STATED GOAL
Look through the records below and give the number of lines holding the string "Commission", nothing more.

INFORMATION SHOWN

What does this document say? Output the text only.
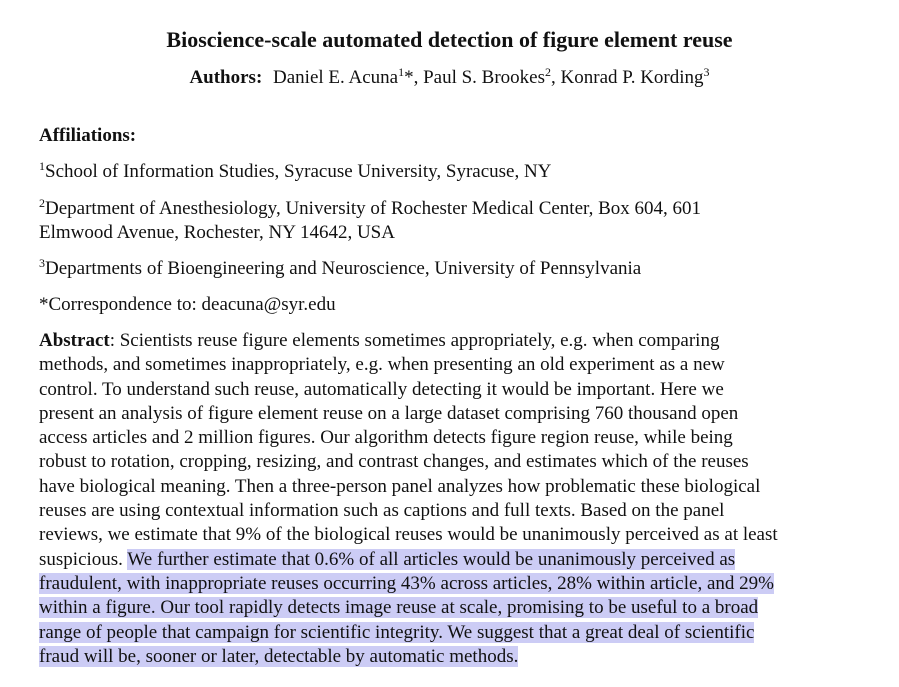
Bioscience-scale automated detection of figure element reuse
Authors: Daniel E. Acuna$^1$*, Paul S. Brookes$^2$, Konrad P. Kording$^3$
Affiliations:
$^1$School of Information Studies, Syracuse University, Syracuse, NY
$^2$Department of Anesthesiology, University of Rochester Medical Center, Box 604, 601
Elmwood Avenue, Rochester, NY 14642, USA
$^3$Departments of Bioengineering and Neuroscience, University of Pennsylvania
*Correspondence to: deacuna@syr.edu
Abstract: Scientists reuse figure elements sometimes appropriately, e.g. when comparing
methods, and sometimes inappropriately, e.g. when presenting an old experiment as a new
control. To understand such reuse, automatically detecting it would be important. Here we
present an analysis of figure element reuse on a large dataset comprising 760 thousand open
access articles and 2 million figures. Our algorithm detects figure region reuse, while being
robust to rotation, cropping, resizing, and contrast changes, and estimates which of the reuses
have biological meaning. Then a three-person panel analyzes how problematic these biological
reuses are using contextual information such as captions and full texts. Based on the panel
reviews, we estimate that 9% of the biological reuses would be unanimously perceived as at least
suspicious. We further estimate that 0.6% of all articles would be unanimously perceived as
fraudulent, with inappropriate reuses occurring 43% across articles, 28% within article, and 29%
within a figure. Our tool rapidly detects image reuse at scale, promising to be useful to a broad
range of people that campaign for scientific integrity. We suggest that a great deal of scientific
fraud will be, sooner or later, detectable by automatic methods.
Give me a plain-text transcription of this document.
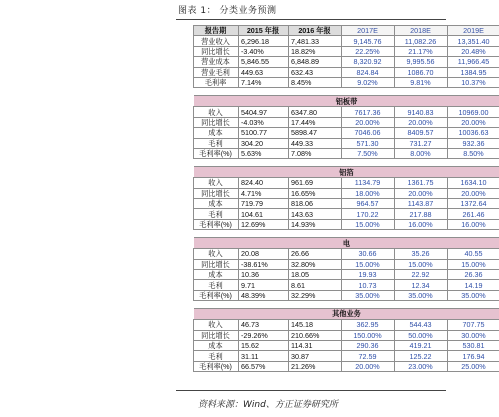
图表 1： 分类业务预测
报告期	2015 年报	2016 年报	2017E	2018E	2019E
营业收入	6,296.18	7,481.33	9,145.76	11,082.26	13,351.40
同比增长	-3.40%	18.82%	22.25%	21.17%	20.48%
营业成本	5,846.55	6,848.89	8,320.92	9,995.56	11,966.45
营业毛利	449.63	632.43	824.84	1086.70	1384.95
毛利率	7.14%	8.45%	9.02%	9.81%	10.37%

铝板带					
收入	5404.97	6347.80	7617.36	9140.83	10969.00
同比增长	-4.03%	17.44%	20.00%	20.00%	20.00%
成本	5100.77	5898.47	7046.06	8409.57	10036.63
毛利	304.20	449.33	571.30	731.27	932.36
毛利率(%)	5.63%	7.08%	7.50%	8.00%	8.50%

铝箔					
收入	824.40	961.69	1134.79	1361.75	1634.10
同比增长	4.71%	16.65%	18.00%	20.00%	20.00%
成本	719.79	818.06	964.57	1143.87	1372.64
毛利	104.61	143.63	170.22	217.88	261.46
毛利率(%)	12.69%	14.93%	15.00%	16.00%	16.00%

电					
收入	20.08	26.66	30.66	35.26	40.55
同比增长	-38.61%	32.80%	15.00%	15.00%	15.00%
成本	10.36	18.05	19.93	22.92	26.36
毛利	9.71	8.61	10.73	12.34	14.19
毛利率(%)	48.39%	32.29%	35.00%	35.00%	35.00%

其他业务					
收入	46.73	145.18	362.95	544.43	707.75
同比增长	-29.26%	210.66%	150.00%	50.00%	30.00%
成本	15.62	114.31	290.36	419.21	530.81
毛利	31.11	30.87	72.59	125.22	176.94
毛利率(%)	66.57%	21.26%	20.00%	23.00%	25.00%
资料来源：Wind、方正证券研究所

...

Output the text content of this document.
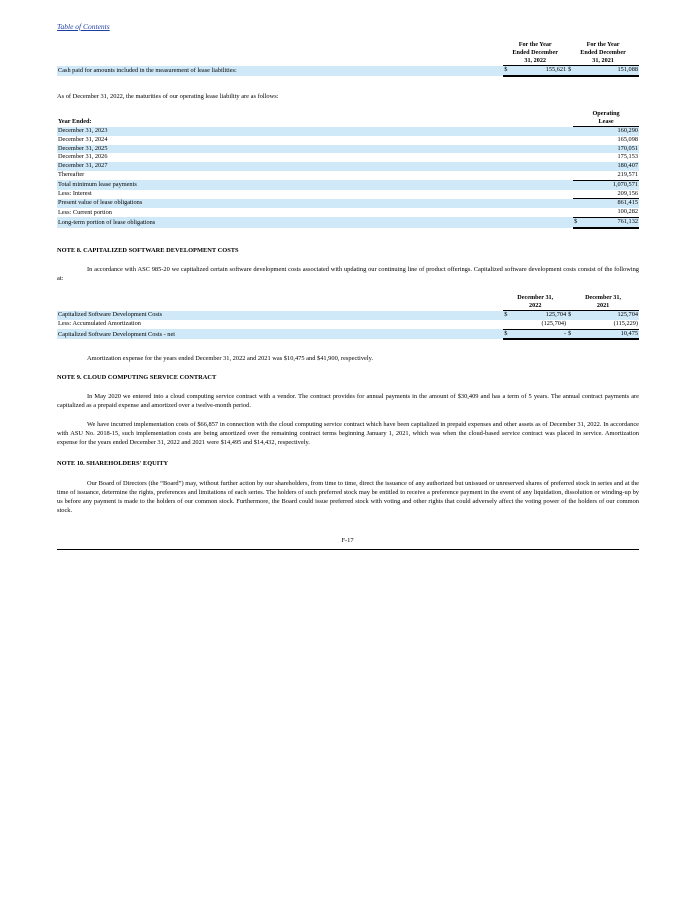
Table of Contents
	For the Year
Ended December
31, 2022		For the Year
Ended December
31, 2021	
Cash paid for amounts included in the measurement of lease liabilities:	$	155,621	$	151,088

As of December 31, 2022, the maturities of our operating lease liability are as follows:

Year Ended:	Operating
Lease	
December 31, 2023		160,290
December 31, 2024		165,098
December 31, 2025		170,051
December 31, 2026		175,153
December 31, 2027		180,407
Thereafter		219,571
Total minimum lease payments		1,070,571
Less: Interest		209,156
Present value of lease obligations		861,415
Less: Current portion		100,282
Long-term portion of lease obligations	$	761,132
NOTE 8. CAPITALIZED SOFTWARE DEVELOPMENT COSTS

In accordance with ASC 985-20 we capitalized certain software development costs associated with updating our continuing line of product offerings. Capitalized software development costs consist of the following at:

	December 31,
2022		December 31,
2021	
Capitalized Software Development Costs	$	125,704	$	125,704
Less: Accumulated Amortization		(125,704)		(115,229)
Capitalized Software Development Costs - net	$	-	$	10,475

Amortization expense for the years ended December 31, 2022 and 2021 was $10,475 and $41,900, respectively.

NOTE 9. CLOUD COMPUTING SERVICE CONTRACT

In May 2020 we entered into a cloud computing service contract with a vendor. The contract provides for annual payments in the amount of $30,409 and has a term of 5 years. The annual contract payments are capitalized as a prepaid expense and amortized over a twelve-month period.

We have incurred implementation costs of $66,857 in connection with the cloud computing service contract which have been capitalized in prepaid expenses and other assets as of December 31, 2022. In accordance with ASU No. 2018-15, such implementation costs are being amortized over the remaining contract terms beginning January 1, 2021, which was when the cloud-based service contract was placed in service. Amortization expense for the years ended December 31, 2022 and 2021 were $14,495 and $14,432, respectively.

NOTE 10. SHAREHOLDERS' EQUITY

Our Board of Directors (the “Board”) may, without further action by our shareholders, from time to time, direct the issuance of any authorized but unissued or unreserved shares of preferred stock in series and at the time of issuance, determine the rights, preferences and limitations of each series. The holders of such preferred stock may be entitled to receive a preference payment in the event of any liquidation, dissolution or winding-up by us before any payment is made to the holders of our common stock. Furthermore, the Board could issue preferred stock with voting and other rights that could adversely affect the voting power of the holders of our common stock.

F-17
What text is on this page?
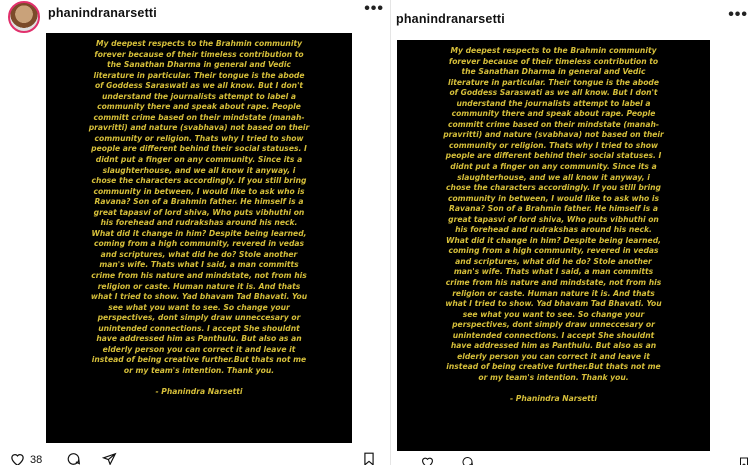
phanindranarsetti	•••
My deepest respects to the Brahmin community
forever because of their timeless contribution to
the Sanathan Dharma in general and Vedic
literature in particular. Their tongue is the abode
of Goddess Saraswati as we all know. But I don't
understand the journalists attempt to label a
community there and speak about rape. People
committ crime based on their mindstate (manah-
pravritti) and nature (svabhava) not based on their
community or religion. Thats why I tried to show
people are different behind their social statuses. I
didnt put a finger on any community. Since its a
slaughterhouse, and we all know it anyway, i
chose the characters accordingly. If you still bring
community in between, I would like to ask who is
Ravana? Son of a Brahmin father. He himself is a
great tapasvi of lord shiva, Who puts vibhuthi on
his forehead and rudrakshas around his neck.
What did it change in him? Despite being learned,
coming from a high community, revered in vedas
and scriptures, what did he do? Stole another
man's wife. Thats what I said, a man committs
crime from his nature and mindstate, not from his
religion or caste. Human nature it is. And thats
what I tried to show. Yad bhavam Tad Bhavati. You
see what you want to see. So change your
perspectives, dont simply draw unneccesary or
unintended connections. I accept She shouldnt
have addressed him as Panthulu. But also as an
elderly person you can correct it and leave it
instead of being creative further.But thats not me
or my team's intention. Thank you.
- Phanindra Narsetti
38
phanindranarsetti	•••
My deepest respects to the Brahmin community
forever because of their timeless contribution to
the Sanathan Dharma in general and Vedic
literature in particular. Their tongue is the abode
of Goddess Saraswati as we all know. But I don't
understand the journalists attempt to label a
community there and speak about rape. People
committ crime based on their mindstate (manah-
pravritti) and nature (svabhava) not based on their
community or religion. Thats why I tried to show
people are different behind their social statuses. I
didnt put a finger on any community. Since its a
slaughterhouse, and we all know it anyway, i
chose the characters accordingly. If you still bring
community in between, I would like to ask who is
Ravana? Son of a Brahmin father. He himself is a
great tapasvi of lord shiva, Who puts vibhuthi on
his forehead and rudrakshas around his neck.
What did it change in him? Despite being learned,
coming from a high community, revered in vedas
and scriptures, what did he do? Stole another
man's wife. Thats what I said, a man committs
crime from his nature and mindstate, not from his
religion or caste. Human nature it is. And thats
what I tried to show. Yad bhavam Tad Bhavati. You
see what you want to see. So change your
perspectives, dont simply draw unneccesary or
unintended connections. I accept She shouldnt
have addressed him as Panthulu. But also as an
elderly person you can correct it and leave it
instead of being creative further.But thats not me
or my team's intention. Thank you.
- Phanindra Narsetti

...

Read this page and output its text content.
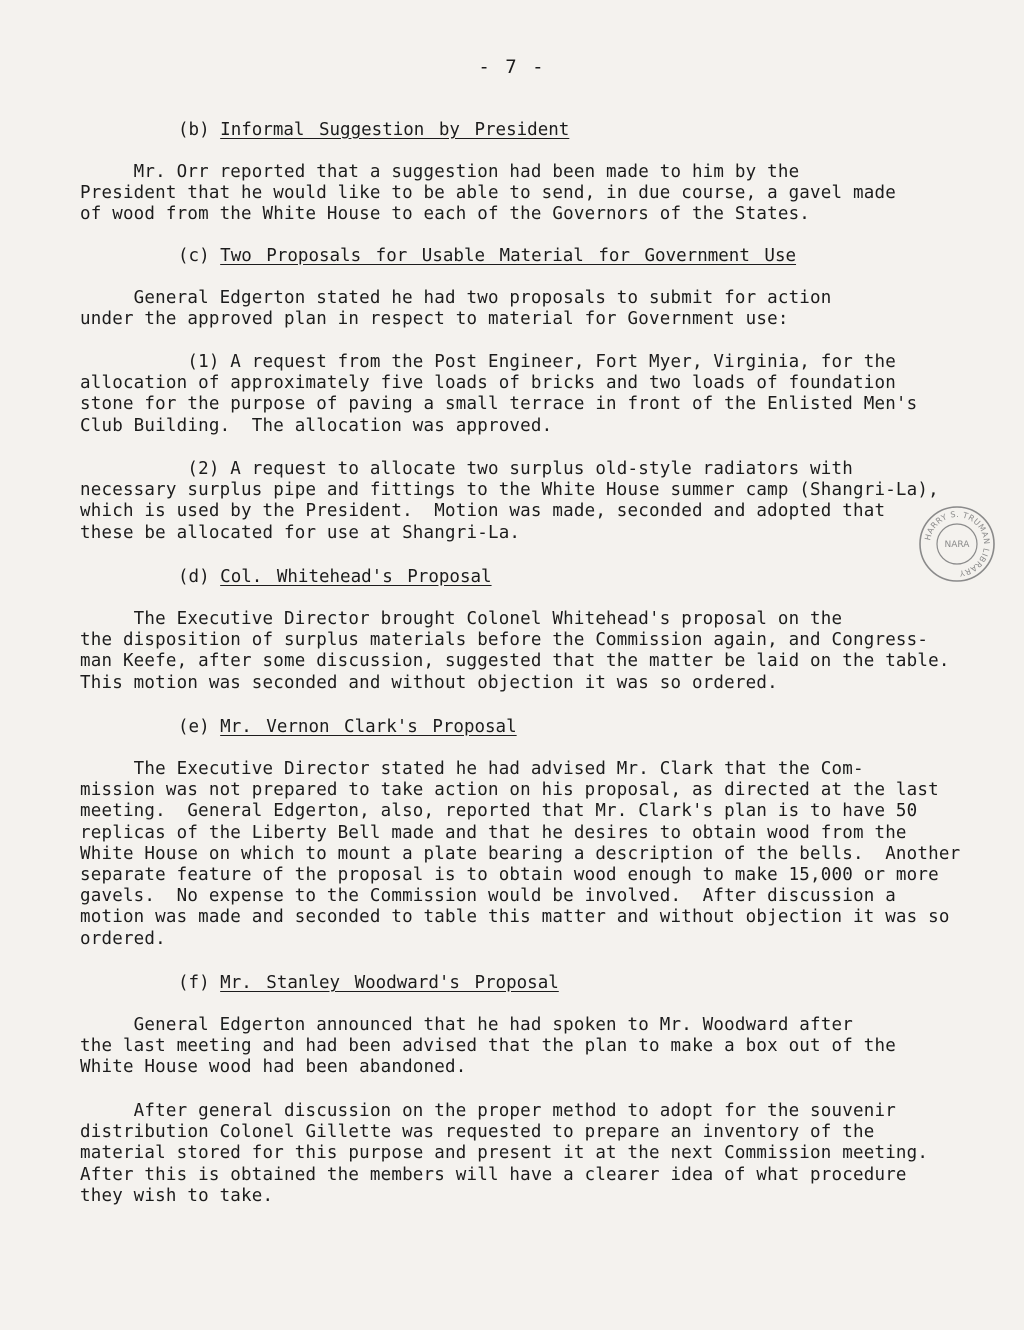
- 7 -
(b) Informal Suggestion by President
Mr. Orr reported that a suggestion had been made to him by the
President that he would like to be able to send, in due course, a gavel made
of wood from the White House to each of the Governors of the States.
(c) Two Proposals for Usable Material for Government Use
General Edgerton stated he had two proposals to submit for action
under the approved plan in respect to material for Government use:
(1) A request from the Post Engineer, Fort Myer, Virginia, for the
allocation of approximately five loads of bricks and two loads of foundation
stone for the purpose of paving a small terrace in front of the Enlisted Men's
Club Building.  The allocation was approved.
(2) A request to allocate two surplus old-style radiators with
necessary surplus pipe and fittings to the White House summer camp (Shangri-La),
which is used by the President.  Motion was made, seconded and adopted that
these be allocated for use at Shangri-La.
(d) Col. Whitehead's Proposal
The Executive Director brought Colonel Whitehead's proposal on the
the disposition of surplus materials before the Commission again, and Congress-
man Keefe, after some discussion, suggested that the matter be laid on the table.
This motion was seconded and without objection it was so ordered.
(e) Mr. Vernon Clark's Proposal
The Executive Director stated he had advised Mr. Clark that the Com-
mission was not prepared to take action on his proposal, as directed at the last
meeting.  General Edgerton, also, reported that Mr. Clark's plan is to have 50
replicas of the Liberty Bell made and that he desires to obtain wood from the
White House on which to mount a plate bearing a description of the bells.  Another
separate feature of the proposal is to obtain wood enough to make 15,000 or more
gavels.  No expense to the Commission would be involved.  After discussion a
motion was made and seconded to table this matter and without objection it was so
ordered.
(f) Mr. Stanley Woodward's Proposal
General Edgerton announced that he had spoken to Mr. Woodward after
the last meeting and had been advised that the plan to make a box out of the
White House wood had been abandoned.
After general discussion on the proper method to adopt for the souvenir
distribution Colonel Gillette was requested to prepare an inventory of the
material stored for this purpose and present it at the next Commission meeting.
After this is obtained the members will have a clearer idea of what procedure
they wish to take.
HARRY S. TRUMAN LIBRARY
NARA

THE REPLY
3